• [What you should do]: Filter this material down to the lines that hold "Where", copying each one.

━━━━━━━━━━━━━━━━━━━━

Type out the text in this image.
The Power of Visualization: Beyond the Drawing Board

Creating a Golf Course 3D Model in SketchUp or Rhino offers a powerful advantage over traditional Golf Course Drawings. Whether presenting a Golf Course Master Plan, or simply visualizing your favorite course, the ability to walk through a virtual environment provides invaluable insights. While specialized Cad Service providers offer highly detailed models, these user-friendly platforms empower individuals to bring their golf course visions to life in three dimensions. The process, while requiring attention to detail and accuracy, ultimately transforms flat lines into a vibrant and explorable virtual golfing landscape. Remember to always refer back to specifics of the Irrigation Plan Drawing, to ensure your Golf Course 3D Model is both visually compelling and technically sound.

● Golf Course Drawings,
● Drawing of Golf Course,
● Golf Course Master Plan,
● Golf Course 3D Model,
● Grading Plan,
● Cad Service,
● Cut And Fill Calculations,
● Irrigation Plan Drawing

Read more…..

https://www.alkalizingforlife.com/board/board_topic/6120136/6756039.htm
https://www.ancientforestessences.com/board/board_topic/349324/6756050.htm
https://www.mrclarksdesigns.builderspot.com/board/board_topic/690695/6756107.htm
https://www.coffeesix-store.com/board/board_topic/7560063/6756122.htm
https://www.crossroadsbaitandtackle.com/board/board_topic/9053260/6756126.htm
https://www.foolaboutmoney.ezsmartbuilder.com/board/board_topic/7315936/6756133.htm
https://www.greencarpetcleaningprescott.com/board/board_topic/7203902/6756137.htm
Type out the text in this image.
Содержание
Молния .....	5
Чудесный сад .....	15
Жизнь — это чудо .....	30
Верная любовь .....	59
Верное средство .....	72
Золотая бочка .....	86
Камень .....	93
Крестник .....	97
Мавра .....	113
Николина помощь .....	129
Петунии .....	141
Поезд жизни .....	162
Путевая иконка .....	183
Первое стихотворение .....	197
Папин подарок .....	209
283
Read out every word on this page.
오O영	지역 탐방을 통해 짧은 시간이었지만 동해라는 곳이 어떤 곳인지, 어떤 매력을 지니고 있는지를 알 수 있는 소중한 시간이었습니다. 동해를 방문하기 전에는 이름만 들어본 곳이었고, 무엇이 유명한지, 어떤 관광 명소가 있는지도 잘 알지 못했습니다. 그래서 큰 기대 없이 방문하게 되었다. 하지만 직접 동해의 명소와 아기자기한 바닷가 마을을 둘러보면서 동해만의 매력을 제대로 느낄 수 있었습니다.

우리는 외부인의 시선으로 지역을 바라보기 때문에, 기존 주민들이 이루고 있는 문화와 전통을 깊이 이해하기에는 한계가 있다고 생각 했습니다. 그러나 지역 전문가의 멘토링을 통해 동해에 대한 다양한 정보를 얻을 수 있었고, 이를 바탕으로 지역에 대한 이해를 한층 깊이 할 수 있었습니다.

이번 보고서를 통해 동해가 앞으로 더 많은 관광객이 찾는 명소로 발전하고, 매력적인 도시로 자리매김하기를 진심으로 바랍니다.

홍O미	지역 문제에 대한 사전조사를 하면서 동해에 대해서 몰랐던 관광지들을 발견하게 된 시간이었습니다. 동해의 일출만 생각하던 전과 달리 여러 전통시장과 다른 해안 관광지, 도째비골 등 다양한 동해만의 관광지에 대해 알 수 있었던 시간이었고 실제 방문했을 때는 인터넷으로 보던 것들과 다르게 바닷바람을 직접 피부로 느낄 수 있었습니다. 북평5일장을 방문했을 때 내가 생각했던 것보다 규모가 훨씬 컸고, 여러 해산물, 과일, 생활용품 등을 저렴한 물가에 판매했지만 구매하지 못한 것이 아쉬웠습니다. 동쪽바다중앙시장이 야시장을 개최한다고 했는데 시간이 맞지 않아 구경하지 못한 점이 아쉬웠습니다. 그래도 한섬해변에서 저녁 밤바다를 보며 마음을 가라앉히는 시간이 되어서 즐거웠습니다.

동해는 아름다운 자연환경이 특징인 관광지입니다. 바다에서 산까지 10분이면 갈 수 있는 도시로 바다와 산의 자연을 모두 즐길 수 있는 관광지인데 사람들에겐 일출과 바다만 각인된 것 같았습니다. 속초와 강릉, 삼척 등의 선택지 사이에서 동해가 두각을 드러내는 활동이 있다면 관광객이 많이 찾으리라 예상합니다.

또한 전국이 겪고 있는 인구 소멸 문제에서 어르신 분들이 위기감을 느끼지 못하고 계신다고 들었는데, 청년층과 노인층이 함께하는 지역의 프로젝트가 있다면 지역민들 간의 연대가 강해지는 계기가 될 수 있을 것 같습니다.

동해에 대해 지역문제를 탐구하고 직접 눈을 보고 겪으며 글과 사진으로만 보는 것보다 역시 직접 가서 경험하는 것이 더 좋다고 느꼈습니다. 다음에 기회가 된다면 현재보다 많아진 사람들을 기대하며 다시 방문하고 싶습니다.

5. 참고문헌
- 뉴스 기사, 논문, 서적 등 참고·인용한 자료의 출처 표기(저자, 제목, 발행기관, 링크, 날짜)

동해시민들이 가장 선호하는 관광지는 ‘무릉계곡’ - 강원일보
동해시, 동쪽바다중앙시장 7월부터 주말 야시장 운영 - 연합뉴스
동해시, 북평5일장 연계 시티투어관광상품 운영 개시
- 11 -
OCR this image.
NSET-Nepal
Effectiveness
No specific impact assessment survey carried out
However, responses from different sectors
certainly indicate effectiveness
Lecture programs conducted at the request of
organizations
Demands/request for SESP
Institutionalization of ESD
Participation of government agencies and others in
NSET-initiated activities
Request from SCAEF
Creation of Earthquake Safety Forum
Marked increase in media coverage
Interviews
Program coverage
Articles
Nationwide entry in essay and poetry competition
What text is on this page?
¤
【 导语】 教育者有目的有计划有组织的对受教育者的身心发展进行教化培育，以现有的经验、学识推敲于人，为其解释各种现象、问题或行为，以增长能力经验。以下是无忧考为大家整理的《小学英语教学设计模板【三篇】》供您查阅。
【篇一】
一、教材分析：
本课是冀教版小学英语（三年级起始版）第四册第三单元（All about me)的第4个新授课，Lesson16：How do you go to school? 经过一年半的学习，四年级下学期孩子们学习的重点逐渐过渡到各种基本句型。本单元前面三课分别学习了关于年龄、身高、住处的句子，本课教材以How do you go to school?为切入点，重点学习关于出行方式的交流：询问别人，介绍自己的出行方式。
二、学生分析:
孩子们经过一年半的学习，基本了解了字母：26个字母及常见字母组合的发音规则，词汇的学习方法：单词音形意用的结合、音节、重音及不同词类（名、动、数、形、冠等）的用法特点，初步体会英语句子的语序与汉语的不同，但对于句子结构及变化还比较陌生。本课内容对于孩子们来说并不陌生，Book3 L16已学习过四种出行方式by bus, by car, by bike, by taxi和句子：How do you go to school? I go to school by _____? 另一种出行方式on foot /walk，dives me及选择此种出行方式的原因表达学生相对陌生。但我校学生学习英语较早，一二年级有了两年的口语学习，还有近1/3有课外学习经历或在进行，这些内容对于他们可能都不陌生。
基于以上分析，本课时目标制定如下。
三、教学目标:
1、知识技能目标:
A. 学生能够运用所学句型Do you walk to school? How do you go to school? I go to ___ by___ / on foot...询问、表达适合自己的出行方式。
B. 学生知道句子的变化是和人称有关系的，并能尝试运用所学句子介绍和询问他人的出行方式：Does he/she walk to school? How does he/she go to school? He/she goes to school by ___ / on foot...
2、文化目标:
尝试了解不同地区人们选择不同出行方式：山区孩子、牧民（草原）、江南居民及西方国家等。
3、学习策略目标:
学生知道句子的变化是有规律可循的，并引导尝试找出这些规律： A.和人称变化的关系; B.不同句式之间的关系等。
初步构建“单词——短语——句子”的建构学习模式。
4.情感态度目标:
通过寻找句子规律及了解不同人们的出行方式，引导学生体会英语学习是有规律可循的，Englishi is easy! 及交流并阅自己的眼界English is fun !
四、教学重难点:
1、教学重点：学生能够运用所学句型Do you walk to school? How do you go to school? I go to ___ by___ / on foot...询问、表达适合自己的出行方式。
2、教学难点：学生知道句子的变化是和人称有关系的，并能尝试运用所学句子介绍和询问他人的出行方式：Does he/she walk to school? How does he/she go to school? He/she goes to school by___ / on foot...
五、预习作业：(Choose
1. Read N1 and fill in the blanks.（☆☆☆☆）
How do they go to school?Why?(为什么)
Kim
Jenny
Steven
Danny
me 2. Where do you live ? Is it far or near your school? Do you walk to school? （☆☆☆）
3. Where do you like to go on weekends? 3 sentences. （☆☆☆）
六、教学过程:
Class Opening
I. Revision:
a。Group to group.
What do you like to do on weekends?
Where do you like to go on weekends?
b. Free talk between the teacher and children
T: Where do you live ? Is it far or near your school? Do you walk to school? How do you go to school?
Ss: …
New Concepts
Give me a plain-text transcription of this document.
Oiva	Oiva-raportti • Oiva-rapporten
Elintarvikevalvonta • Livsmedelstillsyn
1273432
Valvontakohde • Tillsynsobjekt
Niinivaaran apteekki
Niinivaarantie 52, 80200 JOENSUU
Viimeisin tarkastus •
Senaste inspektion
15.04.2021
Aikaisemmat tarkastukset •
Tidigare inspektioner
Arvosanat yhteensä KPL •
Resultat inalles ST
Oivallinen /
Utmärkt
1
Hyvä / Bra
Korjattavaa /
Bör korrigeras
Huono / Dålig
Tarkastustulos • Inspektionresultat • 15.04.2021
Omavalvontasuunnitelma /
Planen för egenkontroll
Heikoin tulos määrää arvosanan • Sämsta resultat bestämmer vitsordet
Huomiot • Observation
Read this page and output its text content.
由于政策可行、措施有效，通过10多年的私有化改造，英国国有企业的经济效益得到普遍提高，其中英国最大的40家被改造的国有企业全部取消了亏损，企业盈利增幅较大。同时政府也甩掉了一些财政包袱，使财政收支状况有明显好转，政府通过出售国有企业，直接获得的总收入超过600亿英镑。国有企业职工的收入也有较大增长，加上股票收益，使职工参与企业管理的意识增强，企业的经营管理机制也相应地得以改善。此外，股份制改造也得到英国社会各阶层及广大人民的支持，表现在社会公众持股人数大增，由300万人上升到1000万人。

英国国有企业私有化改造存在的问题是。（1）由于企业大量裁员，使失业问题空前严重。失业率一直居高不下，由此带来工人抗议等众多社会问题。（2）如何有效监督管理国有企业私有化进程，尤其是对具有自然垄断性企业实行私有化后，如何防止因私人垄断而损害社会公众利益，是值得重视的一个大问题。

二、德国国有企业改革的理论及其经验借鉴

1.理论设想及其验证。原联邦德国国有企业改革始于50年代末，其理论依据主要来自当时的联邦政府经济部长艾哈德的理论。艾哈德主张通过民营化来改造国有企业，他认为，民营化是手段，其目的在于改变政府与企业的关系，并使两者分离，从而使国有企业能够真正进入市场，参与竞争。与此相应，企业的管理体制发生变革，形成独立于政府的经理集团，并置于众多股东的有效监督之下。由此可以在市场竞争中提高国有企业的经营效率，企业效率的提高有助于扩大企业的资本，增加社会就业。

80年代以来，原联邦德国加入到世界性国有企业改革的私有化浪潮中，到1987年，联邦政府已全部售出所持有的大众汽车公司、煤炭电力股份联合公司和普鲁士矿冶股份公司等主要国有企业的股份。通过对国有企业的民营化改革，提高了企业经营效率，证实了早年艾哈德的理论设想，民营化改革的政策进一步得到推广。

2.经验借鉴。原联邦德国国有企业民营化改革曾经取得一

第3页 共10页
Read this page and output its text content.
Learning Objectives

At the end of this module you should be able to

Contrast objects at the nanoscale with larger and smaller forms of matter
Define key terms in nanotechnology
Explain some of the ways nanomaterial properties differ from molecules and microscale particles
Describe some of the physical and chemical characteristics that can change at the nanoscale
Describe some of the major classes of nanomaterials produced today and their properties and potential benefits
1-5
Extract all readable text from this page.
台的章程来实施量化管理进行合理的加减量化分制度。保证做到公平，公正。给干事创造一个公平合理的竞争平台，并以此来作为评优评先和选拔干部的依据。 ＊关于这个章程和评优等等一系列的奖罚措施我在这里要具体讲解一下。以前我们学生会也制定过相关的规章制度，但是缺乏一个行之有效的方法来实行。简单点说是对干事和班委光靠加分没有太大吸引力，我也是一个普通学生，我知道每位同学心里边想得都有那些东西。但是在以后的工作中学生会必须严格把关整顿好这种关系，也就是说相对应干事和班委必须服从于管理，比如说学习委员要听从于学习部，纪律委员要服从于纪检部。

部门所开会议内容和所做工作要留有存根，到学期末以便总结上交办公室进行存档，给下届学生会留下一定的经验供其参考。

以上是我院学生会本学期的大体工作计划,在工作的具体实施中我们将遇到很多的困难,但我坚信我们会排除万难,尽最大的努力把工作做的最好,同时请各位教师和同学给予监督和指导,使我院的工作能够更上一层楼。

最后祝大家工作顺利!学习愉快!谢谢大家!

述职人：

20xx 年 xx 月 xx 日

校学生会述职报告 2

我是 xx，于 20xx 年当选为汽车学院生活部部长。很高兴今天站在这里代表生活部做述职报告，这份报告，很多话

━━━━━━━━━━━━━━━━━━━━

• [Exercise solution]:
me 2. Where do you live ? Is it far or near your school? Do you walk to school? （☆☆☆）
3. Where do you like to go on weekends? 3 sentences. （☆☆☆）
Where do you like to go on weekends?
T: Where do you live ? Is it far or near your school? Do you walk to school? How do you go to school?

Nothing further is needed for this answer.